Directions ▸ Repeat the entire listing exactly as written.

Extracted data entries
* * *

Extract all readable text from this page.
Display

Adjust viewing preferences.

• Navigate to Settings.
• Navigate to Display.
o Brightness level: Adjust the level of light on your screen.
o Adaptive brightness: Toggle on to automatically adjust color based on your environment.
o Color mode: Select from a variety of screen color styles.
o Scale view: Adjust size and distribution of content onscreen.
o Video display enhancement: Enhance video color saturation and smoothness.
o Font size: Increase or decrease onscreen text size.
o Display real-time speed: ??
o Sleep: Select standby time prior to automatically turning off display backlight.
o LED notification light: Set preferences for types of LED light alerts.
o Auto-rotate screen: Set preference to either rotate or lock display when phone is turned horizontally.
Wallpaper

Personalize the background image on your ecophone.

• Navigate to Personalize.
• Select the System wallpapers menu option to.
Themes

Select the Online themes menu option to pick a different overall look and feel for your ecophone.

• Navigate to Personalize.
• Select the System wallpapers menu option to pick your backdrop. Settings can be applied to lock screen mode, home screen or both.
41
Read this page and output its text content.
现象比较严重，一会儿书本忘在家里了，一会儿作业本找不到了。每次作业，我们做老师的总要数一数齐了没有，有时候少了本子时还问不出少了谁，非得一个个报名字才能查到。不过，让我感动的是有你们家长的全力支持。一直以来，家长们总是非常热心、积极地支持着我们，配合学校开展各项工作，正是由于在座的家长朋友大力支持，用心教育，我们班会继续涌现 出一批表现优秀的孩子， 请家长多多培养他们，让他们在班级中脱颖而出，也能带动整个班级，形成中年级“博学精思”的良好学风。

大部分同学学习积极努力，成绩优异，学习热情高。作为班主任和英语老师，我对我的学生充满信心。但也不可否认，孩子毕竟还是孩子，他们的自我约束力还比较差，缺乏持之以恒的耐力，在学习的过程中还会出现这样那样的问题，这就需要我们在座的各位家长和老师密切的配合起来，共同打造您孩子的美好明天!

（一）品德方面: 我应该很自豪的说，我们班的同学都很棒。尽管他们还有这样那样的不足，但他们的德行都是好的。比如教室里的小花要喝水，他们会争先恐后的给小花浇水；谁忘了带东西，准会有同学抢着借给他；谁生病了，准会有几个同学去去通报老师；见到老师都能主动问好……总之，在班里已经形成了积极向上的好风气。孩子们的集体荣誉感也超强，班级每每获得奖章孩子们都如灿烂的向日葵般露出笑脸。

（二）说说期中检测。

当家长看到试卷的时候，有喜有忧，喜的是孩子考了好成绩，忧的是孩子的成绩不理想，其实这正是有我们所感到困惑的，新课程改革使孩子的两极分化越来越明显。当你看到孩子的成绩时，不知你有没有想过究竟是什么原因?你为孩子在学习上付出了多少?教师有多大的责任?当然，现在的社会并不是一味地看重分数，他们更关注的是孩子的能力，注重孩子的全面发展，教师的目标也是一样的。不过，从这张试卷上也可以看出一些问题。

* * *

Task result ▸
Extract all readable text from this page.
Display

Adjust viewing preferences.

• Navigate to Settings.
• Navigate to Display.
o Brightness level: Adjust the level of light on your screen.
o Adaptive brightness: Toggle on to automatically adjust color based on your environment.
o Color mode: Select from a variety of screen color styles.
o Scale view: Adjust size and distribution of content onscreen.
o Video display enhancement: Enhance video color saturation and smoothness.
o Font size: Increase or decrease onscreen text size.
o Display real-time speed: ??
o Sleep: Select standby time prior to automatically turning off display backlight.
o LED notification light: Set preferences for types of LED light alerts.
o Auto-rotate screen: Set preference to either rotate or lock display when phone is turned horizontally.
Wallpaper

Personalize the background image on your ecophone.

• Navigate to Personalize.
• Select the System wallpapers menu option to.
Themes

Select the Online themes menu option to pick a different overall look and feel for your ecophone.

• Navigate to Personalize.
• Select the System wallpapers menu option to pick your backdrop. Settings can be applied to lock screen mode, home screen or both.
41
Read this page and output its text content.
现象比较严重，一会儿书本忘在家里了，一会儿作业本找不到了。每次作业，我们做老师的总要数一数齐了没有，有时候少了本子时还问不出少了谁，非得一个个报名字才能查到。不过，让我感动的是有你们家长的全力支持。一直以来，家长们总是非常热心、积极地支持着我们，配合学校开展各项工作，正是由于在座的家长朋友大力支持，用心教育，我们班会继续涌现 出一批表现优秀的孩子， 请家长多多培养他们，让他们在班级中脱颖而出，也能带动整个班级，形成中年级“博学精思”的良好学风。

大部分同学学习积极努力，成绩优异，学习热情高。作为班主任和英语老师，我对我的学生充满信心。但也不可否认，孩子毕竟还是孩子，他们的自我约束力还比较差，缺乏持之以恒的耐力，在学习的过程中还会出现这样那样的问题，这就需要我们在座的各位家长和老师密切的配合起来，共同打造您孩子的美好明天!

（一）品德方面: 我应该很自豪的说，我们班的同学都很棒。尽管他们还有这样那样的不足，但他们的德行都是好的。比如教室里的小花要喝水，他们会争先恐后的给小花浇水；谁忘了带东西，准会有同学抢着借给他；谁生病了，准会有几个同学去去通报老师；见到老师都能主动问好……总之，在班里已经形成了积极向上的好风气。孩子们的集体荣誉感也超强，班级每每获得奖章孩子们都如灿烂的向日葵般露出笑脸。

（二）说说期中检测。

当家长看到试卷的时候，有喜有忧，喜的是孩子考了好成绩，忧的是孩子的成绩不理想，其实这正是有我们所感到困惑的，新课程改革使孩子的两极分化越来越明显。当你看到孩子的成绩时，不知你有没有想过究竟是什么原因?你为孩子在学习上付出了多少?教师有多大的责任?当然，现在的社会并不是一味地看重分数，他们更关注的是孩子的能力，注重孩子的全面发展，教师的目标也是一样的。不过，从这张试卷上也可以看出一些问题。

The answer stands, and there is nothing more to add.